Prompt -
Among the entries, which lines carry the string "schedule"? Copy each of them.

Records for the task -
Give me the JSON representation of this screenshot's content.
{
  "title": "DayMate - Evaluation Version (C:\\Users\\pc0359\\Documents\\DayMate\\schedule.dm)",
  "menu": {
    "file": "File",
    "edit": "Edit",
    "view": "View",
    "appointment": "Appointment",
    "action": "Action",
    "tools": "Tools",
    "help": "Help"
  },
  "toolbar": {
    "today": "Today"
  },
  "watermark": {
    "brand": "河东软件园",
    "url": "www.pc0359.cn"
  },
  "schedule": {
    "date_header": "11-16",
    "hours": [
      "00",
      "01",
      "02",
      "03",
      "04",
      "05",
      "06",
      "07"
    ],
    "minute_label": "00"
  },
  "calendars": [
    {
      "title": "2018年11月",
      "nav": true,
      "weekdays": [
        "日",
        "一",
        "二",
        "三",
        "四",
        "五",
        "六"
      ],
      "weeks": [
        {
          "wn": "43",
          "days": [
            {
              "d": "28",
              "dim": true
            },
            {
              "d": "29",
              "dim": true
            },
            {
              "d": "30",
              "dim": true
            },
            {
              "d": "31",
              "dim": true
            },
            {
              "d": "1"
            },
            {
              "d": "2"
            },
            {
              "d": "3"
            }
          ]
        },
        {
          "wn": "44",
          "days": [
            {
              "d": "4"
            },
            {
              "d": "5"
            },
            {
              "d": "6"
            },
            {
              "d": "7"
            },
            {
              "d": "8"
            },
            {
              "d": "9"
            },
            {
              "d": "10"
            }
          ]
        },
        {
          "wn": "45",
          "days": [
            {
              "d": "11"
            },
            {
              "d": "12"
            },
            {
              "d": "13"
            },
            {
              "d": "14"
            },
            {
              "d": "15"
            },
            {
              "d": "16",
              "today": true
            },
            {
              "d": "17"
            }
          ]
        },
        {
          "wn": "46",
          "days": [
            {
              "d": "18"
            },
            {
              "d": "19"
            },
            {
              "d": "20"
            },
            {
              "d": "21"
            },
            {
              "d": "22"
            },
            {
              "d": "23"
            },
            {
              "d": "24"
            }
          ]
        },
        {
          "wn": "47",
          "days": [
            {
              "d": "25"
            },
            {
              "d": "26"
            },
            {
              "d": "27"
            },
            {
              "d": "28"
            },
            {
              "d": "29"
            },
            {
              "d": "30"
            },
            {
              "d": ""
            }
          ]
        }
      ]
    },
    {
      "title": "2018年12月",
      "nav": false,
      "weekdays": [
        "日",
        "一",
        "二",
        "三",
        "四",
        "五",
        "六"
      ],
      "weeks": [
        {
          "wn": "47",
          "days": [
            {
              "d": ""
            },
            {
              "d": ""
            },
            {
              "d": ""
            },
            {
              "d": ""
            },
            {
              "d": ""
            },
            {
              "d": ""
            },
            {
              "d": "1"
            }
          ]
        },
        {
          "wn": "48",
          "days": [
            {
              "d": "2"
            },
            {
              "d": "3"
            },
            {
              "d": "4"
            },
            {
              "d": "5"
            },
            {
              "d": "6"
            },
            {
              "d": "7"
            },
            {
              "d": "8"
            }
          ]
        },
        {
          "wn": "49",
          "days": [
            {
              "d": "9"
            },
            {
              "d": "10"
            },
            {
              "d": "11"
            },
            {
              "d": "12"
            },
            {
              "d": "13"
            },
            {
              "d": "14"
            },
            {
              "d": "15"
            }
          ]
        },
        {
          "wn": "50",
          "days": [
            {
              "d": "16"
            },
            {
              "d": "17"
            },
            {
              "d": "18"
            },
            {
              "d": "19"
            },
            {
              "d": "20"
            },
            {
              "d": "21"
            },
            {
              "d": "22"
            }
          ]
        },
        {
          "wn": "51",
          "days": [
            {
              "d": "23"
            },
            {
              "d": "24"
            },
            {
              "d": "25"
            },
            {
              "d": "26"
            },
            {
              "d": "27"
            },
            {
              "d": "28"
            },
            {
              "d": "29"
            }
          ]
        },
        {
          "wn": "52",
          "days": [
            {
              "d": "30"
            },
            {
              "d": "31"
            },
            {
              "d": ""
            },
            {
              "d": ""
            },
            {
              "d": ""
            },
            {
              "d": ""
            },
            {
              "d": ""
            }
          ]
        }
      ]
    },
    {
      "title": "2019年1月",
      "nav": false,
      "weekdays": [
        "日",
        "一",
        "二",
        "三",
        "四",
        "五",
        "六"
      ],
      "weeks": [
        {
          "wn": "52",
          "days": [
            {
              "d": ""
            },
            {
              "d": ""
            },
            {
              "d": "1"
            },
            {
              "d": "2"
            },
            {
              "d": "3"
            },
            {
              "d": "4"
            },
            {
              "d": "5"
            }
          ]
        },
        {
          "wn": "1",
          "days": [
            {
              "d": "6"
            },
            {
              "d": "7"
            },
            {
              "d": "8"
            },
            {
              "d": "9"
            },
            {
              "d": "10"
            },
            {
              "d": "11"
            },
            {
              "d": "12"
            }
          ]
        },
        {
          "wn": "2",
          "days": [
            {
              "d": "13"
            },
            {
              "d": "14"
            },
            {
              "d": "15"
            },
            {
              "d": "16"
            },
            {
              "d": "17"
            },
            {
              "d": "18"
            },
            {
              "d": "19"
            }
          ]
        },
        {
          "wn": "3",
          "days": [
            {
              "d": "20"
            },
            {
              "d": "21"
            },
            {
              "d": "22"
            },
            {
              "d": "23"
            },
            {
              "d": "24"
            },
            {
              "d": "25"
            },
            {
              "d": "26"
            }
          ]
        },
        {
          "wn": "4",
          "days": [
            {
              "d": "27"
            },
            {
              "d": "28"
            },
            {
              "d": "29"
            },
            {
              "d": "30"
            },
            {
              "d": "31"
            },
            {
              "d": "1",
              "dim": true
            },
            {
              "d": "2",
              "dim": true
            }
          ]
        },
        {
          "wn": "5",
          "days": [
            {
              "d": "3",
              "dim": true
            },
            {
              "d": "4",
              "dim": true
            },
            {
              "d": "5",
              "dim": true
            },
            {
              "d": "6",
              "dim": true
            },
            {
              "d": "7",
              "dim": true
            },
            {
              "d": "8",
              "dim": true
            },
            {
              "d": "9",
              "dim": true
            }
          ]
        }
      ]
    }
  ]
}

In response -
  "title": "DayMate - Evaluation Version (C:\\Users\\pc0359\\Documents\\DayMate\\schedule.dm)",
  "schedule": {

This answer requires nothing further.